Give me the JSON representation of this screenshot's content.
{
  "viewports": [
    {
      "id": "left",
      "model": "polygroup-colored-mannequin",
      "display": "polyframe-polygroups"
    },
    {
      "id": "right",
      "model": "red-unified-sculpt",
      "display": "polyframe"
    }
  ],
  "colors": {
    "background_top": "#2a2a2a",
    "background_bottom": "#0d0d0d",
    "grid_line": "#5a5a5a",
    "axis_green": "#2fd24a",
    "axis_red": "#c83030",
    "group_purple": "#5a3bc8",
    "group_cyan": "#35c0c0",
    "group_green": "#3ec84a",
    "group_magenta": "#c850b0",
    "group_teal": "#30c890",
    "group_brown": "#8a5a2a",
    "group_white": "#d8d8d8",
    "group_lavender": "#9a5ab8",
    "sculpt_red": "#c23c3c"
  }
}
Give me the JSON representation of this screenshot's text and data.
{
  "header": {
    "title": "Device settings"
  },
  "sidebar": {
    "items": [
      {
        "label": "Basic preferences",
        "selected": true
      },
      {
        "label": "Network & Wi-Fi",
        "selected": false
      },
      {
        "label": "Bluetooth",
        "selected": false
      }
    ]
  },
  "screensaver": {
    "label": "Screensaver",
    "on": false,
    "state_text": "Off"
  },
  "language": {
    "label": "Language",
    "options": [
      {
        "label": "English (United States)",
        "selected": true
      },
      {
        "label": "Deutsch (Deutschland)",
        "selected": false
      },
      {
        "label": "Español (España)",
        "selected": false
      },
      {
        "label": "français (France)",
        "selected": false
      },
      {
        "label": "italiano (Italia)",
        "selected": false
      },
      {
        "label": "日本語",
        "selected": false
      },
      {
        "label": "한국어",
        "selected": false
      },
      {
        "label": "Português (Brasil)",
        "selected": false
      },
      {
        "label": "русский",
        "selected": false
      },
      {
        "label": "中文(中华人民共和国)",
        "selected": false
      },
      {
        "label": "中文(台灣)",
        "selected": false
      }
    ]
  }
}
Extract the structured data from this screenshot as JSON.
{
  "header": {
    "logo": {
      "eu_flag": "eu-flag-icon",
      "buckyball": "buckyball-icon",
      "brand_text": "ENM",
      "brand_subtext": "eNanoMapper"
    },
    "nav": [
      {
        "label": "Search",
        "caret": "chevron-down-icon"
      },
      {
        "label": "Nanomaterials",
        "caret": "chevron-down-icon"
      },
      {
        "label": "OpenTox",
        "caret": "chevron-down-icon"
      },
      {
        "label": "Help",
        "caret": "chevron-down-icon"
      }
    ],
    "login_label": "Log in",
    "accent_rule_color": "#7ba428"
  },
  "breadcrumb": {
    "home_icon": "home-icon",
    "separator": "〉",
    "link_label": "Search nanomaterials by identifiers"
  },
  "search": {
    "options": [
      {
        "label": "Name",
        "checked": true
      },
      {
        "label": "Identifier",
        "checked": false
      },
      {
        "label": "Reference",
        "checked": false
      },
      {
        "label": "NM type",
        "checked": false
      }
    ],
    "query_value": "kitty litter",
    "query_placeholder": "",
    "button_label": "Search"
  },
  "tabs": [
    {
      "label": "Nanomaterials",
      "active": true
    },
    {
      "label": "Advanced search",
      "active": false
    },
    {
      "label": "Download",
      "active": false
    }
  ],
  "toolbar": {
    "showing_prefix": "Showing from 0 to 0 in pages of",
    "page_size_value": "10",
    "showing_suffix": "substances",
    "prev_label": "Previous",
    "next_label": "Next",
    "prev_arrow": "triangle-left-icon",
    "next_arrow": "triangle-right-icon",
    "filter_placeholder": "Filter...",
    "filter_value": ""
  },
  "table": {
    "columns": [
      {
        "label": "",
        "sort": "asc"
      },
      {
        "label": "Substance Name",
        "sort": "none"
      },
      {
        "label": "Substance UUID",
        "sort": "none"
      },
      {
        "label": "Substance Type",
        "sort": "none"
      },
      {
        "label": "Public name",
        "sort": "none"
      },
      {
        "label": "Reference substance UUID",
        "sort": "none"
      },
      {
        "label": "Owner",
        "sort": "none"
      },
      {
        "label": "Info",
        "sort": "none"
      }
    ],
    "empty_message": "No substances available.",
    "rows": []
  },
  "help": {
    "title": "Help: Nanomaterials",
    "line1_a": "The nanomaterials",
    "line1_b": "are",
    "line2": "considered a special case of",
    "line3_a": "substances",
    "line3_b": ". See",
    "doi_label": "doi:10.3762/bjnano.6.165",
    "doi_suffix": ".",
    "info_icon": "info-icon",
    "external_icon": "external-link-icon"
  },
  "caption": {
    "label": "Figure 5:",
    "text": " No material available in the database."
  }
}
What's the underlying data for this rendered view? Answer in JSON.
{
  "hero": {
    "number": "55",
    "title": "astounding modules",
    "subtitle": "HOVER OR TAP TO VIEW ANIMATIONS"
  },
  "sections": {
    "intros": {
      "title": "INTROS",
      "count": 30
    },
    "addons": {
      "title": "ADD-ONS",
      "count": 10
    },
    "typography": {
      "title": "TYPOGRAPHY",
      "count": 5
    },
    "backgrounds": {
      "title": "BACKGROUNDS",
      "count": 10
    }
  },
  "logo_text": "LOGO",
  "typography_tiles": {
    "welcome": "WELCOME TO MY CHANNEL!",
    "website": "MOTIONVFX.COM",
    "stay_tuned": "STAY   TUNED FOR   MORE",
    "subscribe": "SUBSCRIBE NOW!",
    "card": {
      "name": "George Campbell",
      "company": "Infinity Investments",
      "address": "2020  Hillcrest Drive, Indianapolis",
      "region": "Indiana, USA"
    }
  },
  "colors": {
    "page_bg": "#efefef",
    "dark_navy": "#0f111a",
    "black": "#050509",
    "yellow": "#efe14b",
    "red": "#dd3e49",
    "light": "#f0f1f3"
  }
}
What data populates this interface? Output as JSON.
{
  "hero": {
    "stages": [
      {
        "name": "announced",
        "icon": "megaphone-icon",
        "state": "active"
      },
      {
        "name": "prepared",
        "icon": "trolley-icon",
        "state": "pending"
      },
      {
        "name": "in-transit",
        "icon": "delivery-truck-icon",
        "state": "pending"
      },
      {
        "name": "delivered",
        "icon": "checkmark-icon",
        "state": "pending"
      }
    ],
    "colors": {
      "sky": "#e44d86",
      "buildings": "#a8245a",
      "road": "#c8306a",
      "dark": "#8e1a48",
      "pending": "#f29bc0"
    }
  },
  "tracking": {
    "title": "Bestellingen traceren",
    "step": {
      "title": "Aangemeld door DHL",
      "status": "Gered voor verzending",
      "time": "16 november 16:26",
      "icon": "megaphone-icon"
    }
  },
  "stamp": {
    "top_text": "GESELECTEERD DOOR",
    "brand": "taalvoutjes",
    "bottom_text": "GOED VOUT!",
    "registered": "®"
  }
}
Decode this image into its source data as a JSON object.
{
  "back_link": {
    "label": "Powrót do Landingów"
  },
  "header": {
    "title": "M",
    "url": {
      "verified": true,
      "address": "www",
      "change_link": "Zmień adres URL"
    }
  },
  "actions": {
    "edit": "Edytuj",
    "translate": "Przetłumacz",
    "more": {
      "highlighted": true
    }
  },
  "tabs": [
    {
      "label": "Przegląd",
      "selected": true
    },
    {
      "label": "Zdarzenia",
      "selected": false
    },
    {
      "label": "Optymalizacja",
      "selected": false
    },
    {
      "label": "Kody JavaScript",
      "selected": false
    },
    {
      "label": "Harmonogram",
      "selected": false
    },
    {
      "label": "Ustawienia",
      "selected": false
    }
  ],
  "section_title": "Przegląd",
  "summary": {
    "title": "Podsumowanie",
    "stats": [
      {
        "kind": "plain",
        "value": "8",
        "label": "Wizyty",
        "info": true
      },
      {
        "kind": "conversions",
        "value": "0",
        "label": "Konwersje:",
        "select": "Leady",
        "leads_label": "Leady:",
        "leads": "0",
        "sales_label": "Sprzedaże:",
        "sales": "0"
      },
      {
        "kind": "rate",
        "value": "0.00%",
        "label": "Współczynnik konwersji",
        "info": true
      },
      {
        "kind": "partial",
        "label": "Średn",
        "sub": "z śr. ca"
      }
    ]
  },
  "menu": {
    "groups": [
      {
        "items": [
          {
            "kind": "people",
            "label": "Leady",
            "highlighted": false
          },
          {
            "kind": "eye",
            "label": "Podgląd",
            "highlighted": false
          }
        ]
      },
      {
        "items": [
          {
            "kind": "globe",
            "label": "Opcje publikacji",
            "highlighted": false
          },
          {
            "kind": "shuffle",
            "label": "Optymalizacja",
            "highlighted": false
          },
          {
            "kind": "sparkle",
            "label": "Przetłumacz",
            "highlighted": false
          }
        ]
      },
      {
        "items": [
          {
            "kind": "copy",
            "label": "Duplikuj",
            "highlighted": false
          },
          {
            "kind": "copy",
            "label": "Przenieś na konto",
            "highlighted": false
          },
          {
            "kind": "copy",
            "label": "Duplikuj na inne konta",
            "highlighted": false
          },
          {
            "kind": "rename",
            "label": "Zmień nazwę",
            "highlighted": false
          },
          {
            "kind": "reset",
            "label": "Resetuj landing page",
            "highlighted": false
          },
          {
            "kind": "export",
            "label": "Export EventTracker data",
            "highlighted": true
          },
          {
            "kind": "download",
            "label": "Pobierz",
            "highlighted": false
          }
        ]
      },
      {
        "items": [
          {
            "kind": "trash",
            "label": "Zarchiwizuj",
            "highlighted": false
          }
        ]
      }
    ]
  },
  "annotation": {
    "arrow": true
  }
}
•••
● **EXERCISE PROMPT**:
Find how many lines hold the string "true", and state that number alone.

● **EXERCISE SOLUTION**:
11